*WHAT YOU NEED TO DO:* Collect each line of the records containing the string "marker".
Start of PROVIDED ENTRIES
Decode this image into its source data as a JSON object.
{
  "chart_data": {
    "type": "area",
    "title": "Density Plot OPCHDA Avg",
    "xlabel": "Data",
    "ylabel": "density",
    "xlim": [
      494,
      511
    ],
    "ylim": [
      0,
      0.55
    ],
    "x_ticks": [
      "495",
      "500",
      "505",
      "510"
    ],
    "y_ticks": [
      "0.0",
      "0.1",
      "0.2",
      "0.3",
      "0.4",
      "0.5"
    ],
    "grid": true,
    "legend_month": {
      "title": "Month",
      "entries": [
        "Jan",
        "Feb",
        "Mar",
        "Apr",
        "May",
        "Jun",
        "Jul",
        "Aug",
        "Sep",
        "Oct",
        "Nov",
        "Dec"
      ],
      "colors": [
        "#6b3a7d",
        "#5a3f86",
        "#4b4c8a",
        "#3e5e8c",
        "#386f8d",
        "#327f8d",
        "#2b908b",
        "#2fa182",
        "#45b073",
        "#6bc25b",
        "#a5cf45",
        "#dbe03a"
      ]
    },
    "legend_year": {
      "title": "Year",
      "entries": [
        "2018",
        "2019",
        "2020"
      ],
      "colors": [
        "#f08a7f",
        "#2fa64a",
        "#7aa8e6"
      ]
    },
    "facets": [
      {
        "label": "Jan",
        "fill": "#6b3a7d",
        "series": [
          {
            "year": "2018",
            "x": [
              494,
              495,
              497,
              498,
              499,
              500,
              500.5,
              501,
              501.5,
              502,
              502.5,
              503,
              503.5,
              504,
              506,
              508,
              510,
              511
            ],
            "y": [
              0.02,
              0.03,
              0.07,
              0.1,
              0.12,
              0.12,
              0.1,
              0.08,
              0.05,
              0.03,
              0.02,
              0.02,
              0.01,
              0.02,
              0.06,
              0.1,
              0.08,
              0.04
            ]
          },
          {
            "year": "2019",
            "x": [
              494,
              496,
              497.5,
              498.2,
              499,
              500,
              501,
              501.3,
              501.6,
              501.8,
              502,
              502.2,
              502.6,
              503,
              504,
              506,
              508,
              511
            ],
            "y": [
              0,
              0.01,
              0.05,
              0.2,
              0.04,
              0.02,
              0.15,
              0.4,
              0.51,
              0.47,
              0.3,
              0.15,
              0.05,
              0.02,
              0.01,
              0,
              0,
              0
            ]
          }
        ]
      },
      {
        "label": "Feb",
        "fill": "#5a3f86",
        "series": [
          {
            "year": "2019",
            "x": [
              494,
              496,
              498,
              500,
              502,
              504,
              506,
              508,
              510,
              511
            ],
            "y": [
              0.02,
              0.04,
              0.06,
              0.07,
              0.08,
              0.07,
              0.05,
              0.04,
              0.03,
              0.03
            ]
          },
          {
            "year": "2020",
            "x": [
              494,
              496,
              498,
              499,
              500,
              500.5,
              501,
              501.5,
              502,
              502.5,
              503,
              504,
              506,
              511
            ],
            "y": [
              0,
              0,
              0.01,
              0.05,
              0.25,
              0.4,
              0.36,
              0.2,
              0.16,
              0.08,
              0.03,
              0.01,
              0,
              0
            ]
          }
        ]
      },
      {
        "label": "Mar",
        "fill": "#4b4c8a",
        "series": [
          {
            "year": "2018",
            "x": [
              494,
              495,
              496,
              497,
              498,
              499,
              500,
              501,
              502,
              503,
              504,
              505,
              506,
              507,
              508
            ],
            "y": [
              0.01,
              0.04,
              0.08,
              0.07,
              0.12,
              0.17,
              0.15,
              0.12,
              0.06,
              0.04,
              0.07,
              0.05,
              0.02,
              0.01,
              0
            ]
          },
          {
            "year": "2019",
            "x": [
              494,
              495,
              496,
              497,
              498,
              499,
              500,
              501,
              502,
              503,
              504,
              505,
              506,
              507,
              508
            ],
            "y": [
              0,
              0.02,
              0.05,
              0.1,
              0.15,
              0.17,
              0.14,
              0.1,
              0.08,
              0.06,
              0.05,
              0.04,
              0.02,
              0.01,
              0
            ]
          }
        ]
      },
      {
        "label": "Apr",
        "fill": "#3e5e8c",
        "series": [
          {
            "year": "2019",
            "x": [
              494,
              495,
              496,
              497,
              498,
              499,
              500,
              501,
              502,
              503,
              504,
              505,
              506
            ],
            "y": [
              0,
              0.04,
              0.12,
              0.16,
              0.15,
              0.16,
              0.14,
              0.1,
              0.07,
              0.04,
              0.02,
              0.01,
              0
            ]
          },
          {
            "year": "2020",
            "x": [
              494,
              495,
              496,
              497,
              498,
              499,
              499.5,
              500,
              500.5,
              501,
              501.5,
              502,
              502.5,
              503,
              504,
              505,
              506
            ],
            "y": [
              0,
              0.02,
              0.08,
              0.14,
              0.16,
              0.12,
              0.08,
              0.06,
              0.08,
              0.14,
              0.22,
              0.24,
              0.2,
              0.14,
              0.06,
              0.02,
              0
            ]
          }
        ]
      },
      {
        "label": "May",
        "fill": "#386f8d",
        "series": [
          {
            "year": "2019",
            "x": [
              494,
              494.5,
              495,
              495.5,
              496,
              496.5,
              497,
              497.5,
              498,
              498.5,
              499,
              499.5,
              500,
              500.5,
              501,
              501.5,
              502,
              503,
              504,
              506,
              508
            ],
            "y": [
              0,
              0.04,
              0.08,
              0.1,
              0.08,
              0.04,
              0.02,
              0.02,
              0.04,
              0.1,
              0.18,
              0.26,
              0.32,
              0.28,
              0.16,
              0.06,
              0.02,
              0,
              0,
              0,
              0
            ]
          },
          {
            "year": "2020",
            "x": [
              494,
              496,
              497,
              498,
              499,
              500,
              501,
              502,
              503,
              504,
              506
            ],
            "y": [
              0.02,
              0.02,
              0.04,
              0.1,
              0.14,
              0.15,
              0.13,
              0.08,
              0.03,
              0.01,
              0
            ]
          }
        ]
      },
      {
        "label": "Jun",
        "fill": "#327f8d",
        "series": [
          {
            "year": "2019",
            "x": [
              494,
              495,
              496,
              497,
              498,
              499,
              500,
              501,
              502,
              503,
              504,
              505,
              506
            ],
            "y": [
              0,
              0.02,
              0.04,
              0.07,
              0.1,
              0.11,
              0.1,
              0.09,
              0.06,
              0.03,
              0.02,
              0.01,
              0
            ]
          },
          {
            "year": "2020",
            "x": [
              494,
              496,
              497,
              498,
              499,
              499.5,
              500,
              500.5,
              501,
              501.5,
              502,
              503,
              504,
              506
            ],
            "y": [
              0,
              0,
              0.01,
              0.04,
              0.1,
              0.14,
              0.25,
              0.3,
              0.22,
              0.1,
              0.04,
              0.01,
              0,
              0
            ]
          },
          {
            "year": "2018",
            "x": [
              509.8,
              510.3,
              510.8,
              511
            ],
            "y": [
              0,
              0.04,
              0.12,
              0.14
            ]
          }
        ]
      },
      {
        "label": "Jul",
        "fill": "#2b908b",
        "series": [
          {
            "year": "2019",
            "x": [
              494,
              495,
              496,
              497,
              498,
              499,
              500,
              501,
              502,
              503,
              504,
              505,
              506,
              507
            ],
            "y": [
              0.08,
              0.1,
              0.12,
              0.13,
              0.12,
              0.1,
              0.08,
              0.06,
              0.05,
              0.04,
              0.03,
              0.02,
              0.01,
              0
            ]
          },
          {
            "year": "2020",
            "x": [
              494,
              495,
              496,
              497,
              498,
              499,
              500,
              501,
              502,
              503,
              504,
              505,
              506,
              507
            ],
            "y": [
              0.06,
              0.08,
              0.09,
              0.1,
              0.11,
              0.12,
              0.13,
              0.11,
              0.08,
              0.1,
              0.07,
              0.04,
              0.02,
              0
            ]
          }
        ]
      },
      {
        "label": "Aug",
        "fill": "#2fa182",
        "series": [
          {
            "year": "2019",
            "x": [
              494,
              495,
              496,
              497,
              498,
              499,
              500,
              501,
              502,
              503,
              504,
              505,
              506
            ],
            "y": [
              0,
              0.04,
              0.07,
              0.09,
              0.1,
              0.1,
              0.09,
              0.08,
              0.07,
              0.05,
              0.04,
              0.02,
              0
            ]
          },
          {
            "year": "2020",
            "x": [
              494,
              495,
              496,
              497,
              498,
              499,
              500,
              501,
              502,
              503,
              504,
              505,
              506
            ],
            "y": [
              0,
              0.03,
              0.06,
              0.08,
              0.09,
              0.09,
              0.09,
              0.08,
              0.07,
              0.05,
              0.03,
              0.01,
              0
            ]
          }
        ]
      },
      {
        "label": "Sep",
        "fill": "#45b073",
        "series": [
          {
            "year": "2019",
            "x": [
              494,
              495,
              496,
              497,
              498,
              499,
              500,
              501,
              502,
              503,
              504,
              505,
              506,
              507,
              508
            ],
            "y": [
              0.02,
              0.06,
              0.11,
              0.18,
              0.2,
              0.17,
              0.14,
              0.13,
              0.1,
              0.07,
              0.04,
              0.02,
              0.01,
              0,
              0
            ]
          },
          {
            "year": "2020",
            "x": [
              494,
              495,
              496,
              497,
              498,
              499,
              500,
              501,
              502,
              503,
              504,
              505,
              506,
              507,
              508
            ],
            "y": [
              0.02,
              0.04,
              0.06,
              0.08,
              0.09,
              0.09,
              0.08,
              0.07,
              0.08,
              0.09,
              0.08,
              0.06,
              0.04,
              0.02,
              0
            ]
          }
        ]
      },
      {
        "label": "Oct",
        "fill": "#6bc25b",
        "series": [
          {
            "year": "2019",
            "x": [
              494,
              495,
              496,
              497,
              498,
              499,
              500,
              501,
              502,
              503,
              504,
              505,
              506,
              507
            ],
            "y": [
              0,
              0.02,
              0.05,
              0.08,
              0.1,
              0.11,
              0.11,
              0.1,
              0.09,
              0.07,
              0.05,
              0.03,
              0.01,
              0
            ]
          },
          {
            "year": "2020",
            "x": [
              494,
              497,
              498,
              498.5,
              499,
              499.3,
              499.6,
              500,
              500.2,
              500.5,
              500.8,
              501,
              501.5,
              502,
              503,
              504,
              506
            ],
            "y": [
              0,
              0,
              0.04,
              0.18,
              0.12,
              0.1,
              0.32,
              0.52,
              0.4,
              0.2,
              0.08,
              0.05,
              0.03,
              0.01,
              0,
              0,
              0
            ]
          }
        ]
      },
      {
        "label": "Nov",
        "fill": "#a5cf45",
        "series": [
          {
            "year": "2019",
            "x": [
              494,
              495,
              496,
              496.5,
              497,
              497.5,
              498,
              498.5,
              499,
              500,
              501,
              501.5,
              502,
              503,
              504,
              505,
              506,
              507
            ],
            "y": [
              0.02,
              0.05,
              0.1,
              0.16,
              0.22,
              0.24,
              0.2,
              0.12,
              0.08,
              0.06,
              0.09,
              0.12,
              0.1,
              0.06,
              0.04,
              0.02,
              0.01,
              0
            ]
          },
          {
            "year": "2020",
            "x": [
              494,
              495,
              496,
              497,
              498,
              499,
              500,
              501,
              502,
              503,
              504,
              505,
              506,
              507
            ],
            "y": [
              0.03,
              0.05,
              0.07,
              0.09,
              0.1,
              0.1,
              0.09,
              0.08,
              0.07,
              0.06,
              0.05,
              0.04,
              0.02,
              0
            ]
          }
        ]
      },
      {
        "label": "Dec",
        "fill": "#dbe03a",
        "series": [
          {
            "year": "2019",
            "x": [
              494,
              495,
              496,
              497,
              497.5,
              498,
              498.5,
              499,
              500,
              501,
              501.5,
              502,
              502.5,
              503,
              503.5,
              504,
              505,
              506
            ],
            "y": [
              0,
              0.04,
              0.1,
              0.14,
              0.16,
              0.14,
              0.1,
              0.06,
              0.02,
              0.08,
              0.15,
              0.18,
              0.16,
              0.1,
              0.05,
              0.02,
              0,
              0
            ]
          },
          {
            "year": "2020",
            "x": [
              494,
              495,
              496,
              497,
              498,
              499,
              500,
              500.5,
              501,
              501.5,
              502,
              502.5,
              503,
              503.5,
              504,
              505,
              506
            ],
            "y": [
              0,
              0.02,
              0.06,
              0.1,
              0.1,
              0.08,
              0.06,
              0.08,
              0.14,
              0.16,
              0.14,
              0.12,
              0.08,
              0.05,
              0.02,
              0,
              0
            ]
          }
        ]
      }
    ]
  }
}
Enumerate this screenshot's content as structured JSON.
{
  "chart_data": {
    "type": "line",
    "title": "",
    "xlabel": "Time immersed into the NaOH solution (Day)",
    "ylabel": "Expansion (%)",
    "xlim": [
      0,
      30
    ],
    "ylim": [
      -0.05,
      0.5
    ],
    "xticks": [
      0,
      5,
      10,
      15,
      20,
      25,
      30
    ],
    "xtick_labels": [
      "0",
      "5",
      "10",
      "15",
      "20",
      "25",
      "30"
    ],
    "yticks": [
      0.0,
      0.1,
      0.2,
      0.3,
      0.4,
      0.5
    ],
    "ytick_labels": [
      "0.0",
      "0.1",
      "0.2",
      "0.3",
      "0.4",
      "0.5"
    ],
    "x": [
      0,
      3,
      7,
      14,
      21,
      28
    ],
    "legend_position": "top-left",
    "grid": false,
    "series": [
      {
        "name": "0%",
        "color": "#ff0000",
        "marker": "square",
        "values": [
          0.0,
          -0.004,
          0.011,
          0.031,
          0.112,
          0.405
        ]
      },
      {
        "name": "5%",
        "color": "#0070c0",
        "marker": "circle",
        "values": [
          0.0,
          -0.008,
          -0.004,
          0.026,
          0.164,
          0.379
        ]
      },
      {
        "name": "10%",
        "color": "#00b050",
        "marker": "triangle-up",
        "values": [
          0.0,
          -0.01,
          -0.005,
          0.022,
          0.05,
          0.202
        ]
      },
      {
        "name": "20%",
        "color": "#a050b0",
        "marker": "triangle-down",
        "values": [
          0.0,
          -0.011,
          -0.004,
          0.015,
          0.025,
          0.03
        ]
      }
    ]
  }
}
End of PROVIDED ENTRIES
*FULL RESPONSE:*
        "marker": "square",
        "marker": "circle",
        "marker": "triangle-up",
        "marker": "triangle-down",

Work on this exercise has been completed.